━━ Data records

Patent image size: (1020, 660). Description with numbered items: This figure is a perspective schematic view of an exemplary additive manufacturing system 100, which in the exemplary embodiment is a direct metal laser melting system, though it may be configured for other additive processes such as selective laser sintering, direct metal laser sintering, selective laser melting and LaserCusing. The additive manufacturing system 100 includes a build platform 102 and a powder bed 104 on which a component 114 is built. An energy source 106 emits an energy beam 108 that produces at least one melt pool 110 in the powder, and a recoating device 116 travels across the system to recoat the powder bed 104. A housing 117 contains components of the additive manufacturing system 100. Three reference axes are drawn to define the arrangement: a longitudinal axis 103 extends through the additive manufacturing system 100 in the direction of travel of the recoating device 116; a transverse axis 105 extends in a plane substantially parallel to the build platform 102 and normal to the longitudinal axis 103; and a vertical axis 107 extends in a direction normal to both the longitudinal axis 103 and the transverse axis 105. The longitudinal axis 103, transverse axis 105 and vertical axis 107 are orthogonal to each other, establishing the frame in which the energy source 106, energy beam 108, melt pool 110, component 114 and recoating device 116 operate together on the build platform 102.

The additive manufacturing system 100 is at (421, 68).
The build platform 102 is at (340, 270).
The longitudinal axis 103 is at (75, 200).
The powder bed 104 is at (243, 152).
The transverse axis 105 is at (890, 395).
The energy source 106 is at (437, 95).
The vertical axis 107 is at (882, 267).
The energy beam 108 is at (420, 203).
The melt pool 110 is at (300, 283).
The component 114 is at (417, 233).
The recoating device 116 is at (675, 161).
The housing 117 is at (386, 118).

━━━━

:: Work to do ::
Please print every row above word for word, with no changes.

:: Exercise solution ::
Patent image size: (1020, 660). Description with numbered items: This figure is a perspective schematic view of an exemplary additive manufacturing system 100, which in the exemplary embodiment is a direct metal laser melting system, though it may be configured for other additive processes such as selective laser sintering, direct metal laser sintering, selective laser melting and LaserCusing. The additive manufacturing system 100 includes a build platform 102 and a powder bed 104 on which a component 114 is built. An energy source 106 emits an energy beam 108 that produces at least one melt pool 110 in the powder, and a recoating device 116 travels across the system to recoat the powder bed 104. A housing 117 contains components of the additive manufacturing system 100. Three reference axes are drawn to define the arrangement: a longitudinal axis 103 extends through the additive manufacturing system 100 in the direction of travel of the recoating device 116; a transverse axis 105 extends in a plane substantially parallel to the build platform 102 and normal to the longitudinal axis 103; and a vertical axis 107 extends in a direction normal to both the longitudinal axis 103 and the transverse axis 105. The longitudinal axis 103, transverse axis 105 and vertical axis 107 are orthogonal to each other, establishing the frame in which the energy source 106, energy beam 108, melt pool 110, component 114 and recoating device 116 operate together on the build platform 102.

The additive manufacturing system 100 is at (421, 68).
The build platform 102 is at (340, 270).
The longitudinal axis 103 is at (75, 200).
The powder bed 104 is at (243, 152).
The transverse axis 105 is at (890, 395).
The energy source 106 is at (437, 95).
The vertical axis 107 is at (882, 267).
The energy beam 108 is at (420, 203).
The melt pool 110 is at (300, 283).
The component 114 is at (417, 233).
The recoating device 116 is at (675, 161).
The housing 117 is at (386, 118).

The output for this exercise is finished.